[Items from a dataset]
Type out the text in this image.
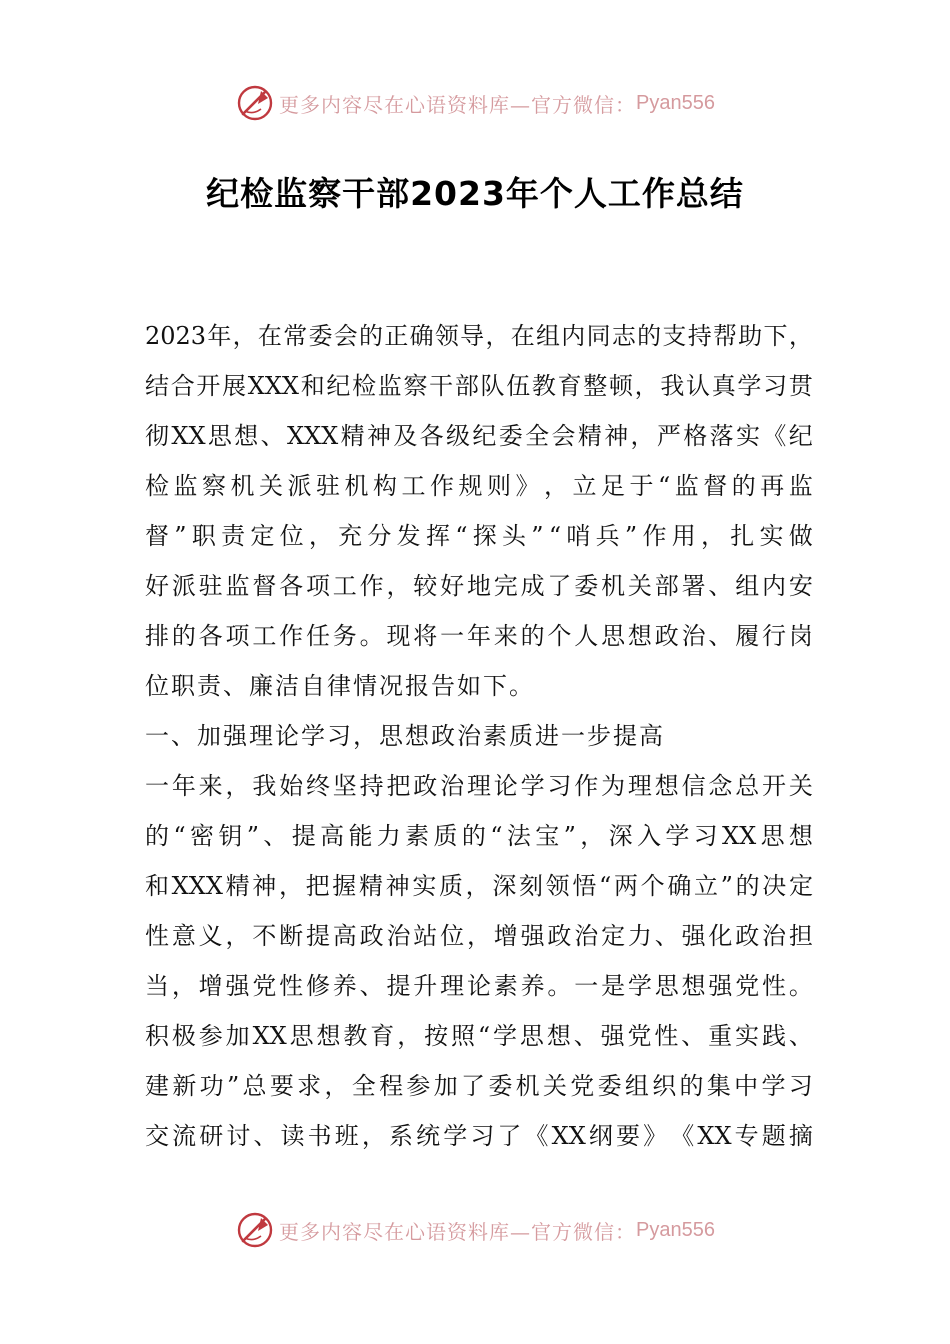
更多内容尽在心语资料库—官方微信： Pyan556
纪检监察干部2023年个人工作总结
2023 年 ， 在 常 委 会 的 正 确 领 导 ， 在 组 内 同 志 的 支 持 帮 助 下 ，
结 合 开 展 XXX 和 纪 检 监 察 干 部 队 伍 教 育 整 顿 ， 我 认 真 学 习 贯
彻 XX 思 想 、 XXX 精 神 及 各 级 纪 委 全 会 精 神 ， 严 格 落 实 《 纪
检 监 察 机 关 派 驻 机 构 工 作 规 则 》 ， 立 足 于 “ 监 督 的 再 监
督 ” 职 责 定 位 ， 充 分 发 挥 “ 探 头 ” “ 哨 兵 ” 作 用 ， 扎 实 做
好 派 驻 监 督 各 项 工 作 ， 较 好 地 完 成 了 委 机 关 部 署 、 组 内 安
排 的 各 项 工 作 任 务 。 现 将 一 年 来 的 个 人 思 想 政 治 、 履 行 岗
位职责、廉洁自律情况报告如下。
一、加强理论学习，思想政治素质进一步提高
一 年 来 ， 我 始 终 坚 持 把 政 治 理 论 学 习 作 为 理 想 信 念 总 开 关
的 “ 密 钥 ” 、 提 高 能 力 素 质 的 “ 法 宝 ” ， 深 入 学 习 XX 思 想
和 XXX 精 神 ， 把 握 精 神 实 质 ， 深 刻 领 悟 “ 两 个 确 立 ” 的 决 定
性 意 义 ， 不 断 提 高 政 治 站 位 ， 增 强 政 治 定 力 、 强 化 政 治 担
当 ， 增 强 党 性 修 养 、 提 升 理 论 素 养 。 一 是 学 思 想 强 党 性 。
积 极 参 加 XX 思 想 教 育 ， 按 照 “ 学 思 想 、 强 党 性 、 重 实 践 、
建 新 功 ” 总 要 求 ， 全 程 参 加 了 委 机 关 党 委 组 织 的 集 中 学 习
交 流 研 讨 、 读 书 班 ， 系 统 学 习 了 《 XX 纲 要 》 《 XX 专 题 摘
更多内容尽在心语资料库—官方微信： Pyan556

TASK DETAILS:
Set down the material above as is, without any pictures.

THE COMPLETED TASK:
Type out the text in this image.
更多内容尽在心语资料库—官方微信： Pyan556
纪检监察干部2023年个人工作总结
2023 年 ， 在 常 委 会 的 正 确 领 导 ， 在 组 内 同 志 的 支 持 帮 助 下 ，
结 合 开 展 XXX 和 纪 检 监 察 干 部 队 伍 教 育 整 顿 ， 我 认 真 学 习 贯
彻 XX 思 想 、 XXX 精 神 及 各 级 纪 委 全 会 精 神 ， 严 格 落 实 《 纪
检 监 察 机 关 派 驻 机 构 工 作 规 则 》 ， 立 足 于 “ 监 督 的 再 监
督 ” 职 责 定 位 ， 充 分 发 挥 “ 探 头 ” “ 哨 兵 ” 作 用 ， 扎 实 做
好 派 驻 监 督 各 项 工 作 ， 较 好 地 完 成 了 委 机 关 部 署 、 组 内 安
排 的 各 项 工 作 任 务 。 现 将 一 年 来 的 个 人 思 想 政 治 、 履 行 岗
位职责、廉洁自律情况报告如下。
一、加强理论学习，思想政治素质进一步提高
一 年 来 ， 我 始 终 坚 持 把 政 治 理 论 学 习 作 为 理 想 信 念 总 开 关
的 “ 密 钥 ” 、 提 高 能 力 素 质 的 “ 法 宝 ” ， 深 入 学 习 XX 思 想
和 XXX 精 神 ， 把 握 精 神 实 质 ， 深 刻 领 悟 “ 两 个 确 立 ” 的 决 定
性 意 义 ， 不 断 提 高 政 治 站 位 ， 增 强 政 治 定 力 、 强 化 政 治 担
当 ， 增 强 党 性 修 养 、 提 升 理 论 素 养 。 一 是 学 思 想 强 党 性 。
积 极 参 加 XX 思 想 教 育 ， 按 照 “ 学 思 想 、 强 党 性 、 重 实 践 、
建 新 功 ” 总 要 求 ， 全 程 参 加 了 委 机 关 党 委 组 织 的 集 中 学 习
交 流 研 讨 、 读 书 班 ， 系 统 学 习 了 《 XX 纲 要 》 《 XX 专 题 摘
更多内容尽在心语资料库—官方微信： Pyan556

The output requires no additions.